Count how many lines hold the word "close" and give that number as the whole answer.

☆ ☆ ☆

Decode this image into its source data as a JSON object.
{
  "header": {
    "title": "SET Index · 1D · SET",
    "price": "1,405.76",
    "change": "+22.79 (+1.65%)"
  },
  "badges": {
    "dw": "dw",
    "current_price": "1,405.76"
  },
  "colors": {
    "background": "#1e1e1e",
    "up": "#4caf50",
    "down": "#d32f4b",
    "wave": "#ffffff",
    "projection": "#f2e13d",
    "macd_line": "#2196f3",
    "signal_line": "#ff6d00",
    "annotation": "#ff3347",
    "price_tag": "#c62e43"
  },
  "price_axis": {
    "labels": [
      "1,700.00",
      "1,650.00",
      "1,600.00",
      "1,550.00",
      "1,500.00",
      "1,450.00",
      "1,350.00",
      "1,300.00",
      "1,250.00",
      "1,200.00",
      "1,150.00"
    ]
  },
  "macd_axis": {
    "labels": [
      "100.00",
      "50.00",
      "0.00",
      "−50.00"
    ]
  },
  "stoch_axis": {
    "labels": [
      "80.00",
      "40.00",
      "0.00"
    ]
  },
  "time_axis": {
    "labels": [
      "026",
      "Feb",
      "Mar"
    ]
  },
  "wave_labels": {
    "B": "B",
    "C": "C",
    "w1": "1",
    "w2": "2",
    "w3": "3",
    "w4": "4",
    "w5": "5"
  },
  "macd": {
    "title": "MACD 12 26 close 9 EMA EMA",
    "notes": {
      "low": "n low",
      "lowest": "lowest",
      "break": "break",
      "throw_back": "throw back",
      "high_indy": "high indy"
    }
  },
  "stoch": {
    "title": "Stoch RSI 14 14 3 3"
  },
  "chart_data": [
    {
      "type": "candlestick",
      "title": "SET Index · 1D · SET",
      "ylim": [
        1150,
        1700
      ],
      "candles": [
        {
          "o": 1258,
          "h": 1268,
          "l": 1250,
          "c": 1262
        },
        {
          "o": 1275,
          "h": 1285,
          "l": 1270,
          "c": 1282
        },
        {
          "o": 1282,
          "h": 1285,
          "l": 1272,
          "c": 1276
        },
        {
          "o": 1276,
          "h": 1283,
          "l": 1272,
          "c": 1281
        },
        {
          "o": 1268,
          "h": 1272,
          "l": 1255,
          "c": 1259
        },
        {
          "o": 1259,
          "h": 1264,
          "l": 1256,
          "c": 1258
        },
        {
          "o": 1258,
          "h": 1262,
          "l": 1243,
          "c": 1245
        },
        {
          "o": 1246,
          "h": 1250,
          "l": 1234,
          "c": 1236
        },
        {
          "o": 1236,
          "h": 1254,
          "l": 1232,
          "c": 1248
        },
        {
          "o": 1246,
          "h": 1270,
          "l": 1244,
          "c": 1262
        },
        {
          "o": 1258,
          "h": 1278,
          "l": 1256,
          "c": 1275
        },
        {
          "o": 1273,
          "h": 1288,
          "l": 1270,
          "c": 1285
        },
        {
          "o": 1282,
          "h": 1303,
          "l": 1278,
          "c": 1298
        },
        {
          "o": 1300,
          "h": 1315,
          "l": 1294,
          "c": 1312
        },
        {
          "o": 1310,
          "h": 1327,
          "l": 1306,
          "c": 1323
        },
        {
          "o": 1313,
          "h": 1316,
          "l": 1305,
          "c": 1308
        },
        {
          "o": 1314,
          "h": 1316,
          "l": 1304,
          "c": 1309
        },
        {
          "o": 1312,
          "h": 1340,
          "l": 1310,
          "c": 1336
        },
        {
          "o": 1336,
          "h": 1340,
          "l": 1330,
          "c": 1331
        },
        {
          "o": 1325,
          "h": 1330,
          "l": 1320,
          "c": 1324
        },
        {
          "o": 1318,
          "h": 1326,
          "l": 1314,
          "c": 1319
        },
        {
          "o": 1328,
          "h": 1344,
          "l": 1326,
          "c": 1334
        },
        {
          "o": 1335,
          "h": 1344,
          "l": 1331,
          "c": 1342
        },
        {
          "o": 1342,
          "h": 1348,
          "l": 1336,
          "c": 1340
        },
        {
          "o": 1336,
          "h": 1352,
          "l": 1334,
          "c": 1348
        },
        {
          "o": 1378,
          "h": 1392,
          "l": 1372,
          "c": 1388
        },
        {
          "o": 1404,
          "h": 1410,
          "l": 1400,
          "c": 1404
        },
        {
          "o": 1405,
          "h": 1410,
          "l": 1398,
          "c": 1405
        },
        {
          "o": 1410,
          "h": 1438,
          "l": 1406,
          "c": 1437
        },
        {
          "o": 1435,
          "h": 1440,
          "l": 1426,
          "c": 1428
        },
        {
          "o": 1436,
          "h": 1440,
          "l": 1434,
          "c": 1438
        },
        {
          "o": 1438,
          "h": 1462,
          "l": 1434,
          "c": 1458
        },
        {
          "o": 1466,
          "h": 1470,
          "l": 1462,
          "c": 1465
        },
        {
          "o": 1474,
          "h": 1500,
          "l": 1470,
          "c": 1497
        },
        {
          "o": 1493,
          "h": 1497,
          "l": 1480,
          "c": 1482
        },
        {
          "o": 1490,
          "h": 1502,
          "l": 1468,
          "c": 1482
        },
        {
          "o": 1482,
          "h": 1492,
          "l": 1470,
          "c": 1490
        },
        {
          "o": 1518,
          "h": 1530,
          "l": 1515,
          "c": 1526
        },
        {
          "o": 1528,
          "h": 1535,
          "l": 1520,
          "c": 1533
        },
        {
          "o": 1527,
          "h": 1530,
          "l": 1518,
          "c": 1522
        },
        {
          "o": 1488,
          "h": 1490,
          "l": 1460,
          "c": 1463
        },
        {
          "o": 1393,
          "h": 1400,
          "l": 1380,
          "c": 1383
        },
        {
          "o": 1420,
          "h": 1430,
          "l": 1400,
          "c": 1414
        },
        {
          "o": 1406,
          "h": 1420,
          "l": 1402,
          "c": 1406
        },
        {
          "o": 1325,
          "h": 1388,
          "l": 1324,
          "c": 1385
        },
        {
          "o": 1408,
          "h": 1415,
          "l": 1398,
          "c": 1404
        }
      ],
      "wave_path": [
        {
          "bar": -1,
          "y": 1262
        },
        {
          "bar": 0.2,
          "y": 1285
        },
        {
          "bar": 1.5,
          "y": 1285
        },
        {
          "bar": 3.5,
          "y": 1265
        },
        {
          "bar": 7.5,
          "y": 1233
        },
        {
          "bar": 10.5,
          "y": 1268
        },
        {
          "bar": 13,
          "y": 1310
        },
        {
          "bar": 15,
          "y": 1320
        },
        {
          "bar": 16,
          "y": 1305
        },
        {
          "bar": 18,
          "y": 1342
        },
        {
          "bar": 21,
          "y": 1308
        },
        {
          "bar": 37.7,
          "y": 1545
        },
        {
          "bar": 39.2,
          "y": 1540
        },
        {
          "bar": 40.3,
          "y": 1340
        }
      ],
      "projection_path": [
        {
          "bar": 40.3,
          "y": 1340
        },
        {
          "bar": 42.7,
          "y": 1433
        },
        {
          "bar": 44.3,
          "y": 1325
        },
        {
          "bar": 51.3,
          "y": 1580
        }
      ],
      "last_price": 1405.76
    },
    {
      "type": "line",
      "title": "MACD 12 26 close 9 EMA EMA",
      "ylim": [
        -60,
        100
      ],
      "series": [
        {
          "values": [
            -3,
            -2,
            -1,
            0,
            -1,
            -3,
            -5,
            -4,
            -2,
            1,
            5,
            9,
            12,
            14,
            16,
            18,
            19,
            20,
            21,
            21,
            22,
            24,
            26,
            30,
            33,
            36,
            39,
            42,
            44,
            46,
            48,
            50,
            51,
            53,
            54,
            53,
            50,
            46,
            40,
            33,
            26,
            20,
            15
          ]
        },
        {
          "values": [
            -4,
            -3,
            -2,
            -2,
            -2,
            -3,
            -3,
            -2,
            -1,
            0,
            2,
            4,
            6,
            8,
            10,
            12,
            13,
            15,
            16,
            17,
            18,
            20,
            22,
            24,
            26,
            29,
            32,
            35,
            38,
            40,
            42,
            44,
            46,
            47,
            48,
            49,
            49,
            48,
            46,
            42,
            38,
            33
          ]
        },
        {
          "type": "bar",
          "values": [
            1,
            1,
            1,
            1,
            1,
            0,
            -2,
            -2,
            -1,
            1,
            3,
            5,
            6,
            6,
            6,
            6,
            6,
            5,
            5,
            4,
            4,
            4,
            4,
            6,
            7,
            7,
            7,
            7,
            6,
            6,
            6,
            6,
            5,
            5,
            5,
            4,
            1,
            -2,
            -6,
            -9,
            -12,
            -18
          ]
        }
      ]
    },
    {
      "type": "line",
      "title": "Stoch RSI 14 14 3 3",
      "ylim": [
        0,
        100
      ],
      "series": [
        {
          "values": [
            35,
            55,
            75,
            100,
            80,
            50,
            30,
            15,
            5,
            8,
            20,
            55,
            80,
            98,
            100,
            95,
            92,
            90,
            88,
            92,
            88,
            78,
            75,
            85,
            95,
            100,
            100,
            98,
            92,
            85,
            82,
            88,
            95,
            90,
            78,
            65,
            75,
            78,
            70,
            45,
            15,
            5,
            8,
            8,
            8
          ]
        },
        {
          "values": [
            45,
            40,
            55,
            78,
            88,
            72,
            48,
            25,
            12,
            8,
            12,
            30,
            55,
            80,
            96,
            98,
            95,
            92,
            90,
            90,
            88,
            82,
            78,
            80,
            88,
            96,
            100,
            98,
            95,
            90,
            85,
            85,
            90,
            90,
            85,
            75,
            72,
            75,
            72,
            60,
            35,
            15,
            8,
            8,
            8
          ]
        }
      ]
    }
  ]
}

☆ ☆ ☆

#### [Correct output]
2